## Work to complete
Give back each entry unchanged, minus pictures.

[Extracted data entries]
────────
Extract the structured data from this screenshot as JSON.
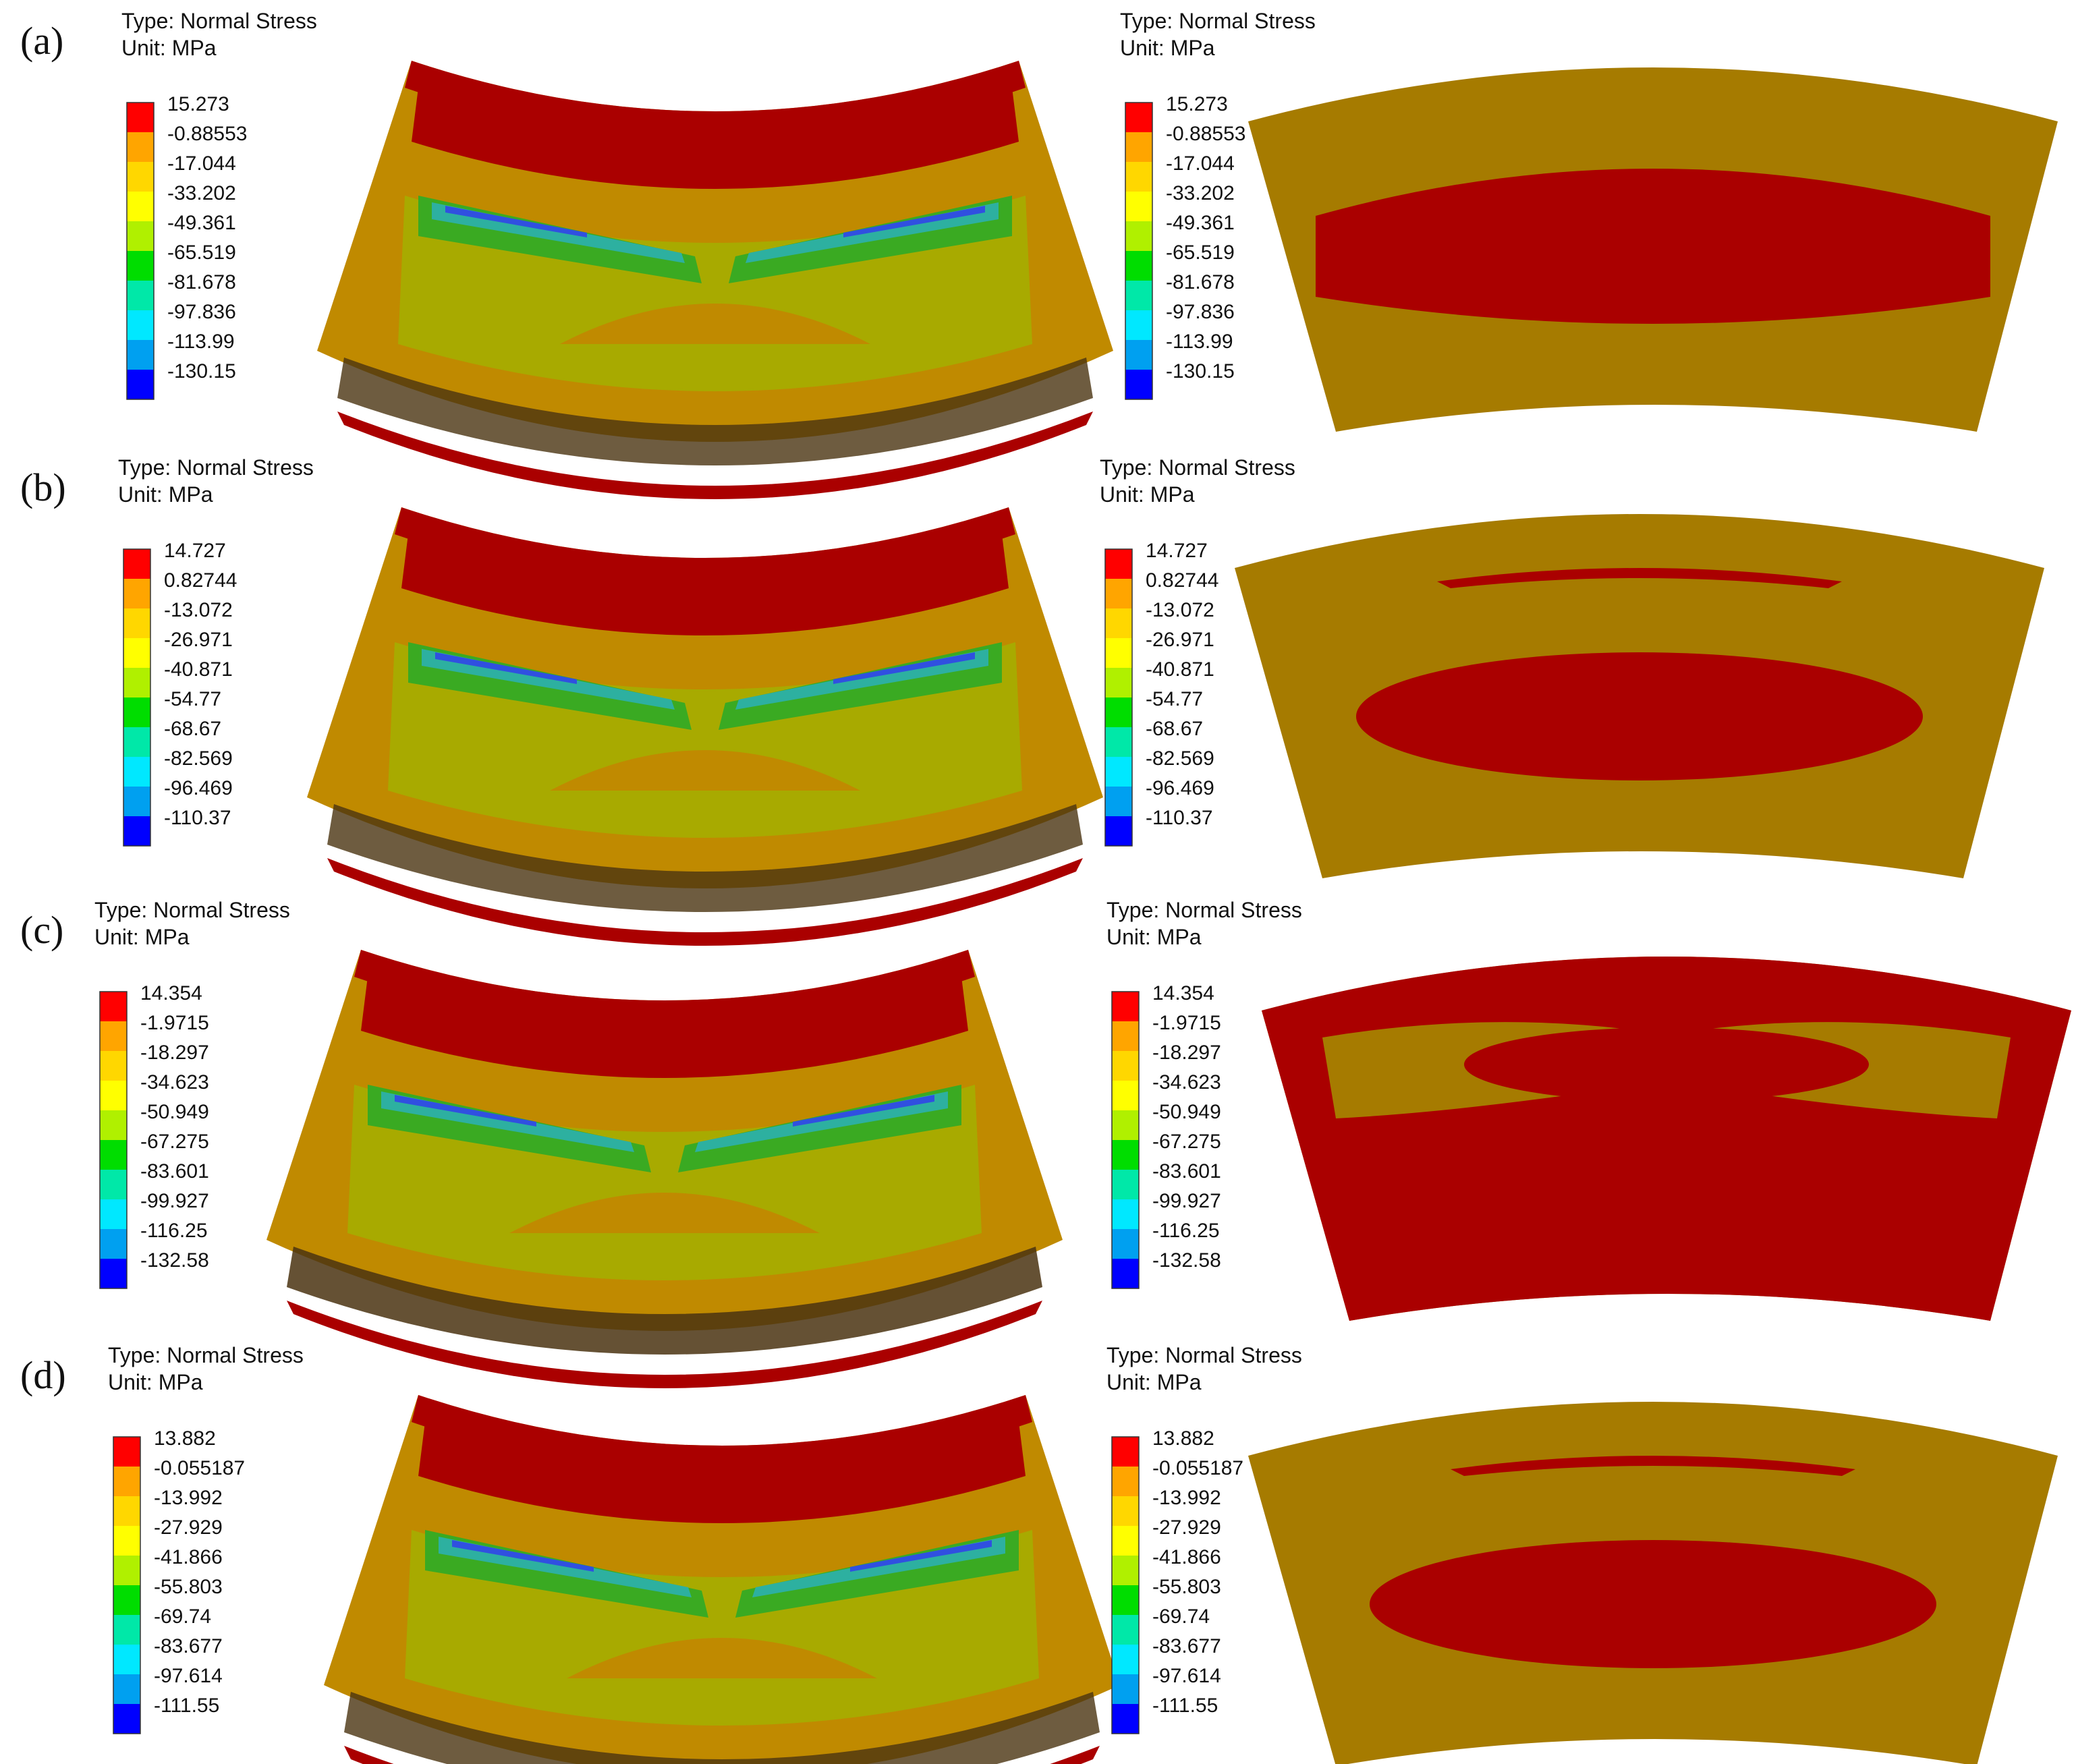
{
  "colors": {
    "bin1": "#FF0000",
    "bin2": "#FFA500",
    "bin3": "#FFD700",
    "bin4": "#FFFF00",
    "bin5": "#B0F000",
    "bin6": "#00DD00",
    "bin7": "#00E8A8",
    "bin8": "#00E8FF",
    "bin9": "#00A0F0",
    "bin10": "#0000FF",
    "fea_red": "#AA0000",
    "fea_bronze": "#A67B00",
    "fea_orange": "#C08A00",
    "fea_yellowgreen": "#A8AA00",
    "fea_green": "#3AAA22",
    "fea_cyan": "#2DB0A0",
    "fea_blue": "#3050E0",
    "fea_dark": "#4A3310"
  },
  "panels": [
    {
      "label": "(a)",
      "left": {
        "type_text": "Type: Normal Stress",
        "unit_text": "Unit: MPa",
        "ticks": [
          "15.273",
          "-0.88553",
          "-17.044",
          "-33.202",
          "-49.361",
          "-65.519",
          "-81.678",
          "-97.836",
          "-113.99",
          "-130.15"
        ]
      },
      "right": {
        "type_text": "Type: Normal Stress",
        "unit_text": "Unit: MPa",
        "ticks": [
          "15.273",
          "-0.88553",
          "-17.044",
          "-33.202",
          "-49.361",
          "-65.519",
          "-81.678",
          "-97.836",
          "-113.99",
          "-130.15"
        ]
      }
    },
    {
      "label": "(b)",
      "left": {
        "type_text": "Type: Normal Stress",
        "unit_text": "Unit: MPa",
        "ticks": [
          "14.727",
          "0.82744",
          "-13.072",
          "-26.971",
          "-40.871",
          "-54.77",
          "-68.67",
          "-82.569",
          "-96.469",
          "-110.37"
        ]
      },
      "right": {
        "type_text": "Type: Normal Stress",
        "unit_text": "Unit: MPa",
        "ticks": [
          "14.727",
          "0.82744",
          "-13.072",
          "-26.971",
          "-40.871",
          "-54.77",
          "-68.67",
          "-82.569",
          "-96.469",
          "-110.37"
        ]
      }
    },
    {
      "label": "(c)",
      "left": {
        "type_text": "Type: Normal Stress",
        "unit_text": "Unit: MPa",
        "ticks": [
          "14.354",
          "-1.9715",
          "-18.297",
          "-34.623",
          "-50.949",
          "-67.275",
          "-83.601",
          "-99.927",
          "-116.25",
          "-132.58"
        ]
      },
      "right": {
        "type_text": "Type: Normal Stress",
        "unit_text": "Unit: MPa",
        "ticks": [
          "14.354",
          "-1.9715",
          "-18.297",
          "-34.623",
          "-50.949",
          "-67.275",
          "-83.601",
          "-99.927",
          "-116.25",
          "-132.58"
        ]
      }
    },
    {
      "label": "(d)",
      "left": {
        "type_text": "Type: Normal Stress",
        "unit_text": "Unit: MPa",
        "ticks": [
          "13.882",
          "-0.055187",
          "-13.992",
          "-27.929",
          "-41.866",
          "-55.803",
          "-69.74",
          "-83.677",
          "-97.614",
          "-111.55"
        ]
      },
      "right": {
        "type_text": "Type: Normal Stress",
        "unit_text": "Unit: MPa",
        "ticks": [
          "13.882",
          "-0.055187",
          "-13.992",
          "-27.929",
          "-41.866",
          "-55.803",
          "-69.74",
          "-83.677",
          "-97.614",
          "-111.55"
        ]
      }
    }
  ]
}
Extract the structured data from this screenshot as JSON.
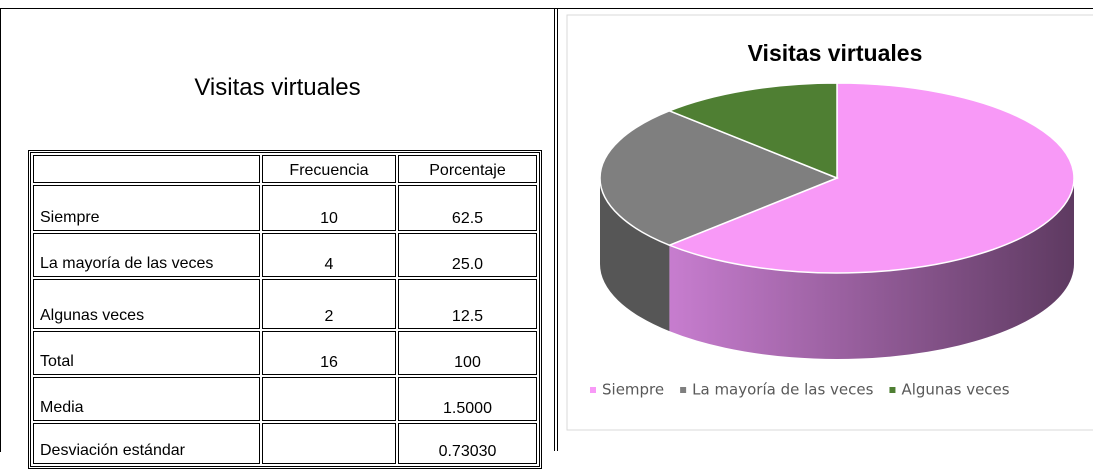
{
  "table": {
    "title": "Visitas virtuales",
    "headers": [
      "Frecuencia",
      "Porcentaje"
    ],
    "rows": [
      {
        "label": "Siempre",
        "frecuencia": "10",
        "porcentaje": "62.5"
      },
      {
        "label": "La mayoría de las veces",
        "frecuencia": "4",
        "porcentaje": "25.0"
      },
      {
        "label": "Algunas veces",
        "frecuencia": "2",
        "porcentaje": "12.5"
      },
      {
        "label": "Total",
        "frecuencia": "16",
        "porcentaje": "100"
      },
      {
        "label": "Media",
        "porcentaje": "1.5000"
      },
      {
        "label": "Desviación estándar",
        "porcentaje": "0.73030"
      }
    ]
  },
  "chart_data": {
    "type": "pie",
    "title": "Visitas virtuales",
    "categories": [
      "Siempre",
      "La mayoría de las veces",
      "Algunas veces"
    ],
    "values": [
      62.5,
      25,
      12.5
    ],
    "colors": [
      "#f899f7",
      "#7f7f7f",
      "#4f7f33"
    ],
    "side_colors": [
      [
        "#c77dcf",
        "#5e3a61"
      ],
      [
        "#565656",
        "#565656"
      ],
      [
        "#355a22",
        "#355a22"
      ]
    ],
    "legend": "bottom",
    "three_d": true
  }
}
────────
## Response to the task
Extract the structured data from this screenshot as JSON.
{
  "colors": {
    "bin1": "#FF0000",
    "bin2": "#FFA500",
    "bin3": "#FFD700",
    "bin4": "#FFFF00",
    "bin5": "#B0F000",
    "bin6": "#00DD00",
    "bin7": "#00E8A8",
    "bin8": "#00E8FF",
    "bin9": "#00A0F0",
    "bin10": "#0000FF",
    "fea_red": "#AA0000",
    "fea_bronze": "#A67B00",
    "fea_orange": "#C08A00",
    "fea_yellowgreen": "#A8AA00",
    "fea_green": "#3AAA22",
    "fea_cyan": "#2DB0A0",
    "fea_blue": "#3050E0",
    "fea_dark": "#4A3310"
  },
  "panels": [
    {
      "label": "(a)",
      "left": {
        "type_text": "Type: Normal Stress",
        "unit_text": "Unit: MPa",
        "ticks": [
          "15.273",
          "-0.88553",
          "-17.044",
          "-33.202",
          "-49.361",
          "-65.519",
          "-81.678",
          "-97.836",
          "-113.99",
          "-130.15"
        ]
      },
      "right": {
        "type_text": "Type: Normal Stress",
        "unit_text": "Unit: MPa",
        "ticks": [
          "15.273",
          "-0.88553",
          "-17.044",
          "-33.202",
          "-49.361",
          "-65.519",
          "-81.678",
          "-97.836",
          "-113.99",
          "-130.15"
        ]
      }
    },
    {
      "label": "(b)",
      "left": {
        "type_text": "Type: Normal Stress",
        "unit_text": "Unit: MPa",
        "ticks": [
          "14.727",
          "0.82744",
          "-13.072",
          "-26.971",
          "-40.871",
          "-54.77",
          "-68.67",
          "-82.569",
          "-96.469",
          "-110.37"
        ]
      },
      "right": {
        "type_text": "Type: Normal Stress",
        "unit_text": "Unit: MPa",
        "ticks": [
          "14.727",
          "0.82744",
          "-13.072",
          "-26.971",
          "-40.871",
          "-54.77",
          "-68.67",
          "-82.569",
          "-96.469",
          "-110.37"
        ]
      }
    },
    {
      "label": "(c)",
      "left": {
        "type_text": "Type: Normal Stress",
        "unit_text": "Unit: MPa",
        "ticks": [
          "14.354",
          "-1.9715",
          "-18.297",
          "-34.623",
          "-50.949",
          "-67.275",
          "-83.601",
          "-99.927",
          "-116.25",
          "-132.58"
        ]
      },
      "right": {
        "type_text": "Type: Normal Stress",
        "unit_text": "Unit: MPa",
        "ticks": [
          "14.354",
          "-1.9715",
          "-18.297",
          "-34.623",
          "-50.949",
          "-67.275",
          "-83.601",
          "-99.927",
          "-116.25",
          "-132.58"
        ]
      }
    },
    {
      "label": "(d)",
      "left": {
        "type_text": "Type: Normal Stress",
        "unit_text": "Unit: MPa",
        "ticks": [
          "13.882",
          "-0.055187",
          "-13.992",
          "-27.929",
          "-41.866",
          "-55.803",
          "-69.74",
          "-83.677",
          "-97.614",
          "-111.55"
        ]
      },
      "right": {
        "type_text": "Type: Normal Stress",
        "unit_text": "Unit: MPa",
        "ticks": [
          "13.882",
          "-0.055187",
          "-13.992",
          "-27.929",
          "-41.866",
          "-55.803",
          "-69.74",
          "-83.677",
          "-97.614",
          "-111.55"
        ]
      }
    }
  ]
}
Extract the structured data from this screenshot as JSON.
{
  "table": {
    "title": "Visitas virtuales",
    "headers": [
      "Frecuencia",
      "Porcentaje"
    ],
    "rows": [
      {
        "label": "Siempre",
        "frecuencia": "10",
        "porcentaje": "62.5"
      },
      {
        "label": "La mayoría de las veces",
        "frecuencia": "4",
        "porcentaje": "25.0"
      },
      {
        "label": "Algunas veces",
        "frecuencia": "2",
        "porcentaje": "12.5"
      },
      {
        "label": "Total",
        "frecuencia": "16",
        "porcentaje": "100"
      },
      {
        "label": "Media",
        "porcentaje": "1.5000"
      },
      {
        "label": "Desviación estándar",
        "porcentaje": "0.73030"
      }
    ]
  },
  "chart_data": {
    "type": "pie",
    "title": "Visitas virtuales",
    "categories": [
      "Siempre",
      "La mayoría de las veces",
      "Algunas veces"
    ],
    "values": [
      62.5,
      25,
      12.5
    ],
    "colors": [
      "#f899f7",
      "#7f7f7f",
      "#4f7f33"
    ],
    "side_colors": [
      [
        "#c77dcf",
        "#5e3a61"
      ],
      [
        "#565656",
        "#565656"
      ],
      [
        "#355a22",
        "#355a22"
      ]
    ],
    "legend": "bottom",
    "three_d": true
  }
}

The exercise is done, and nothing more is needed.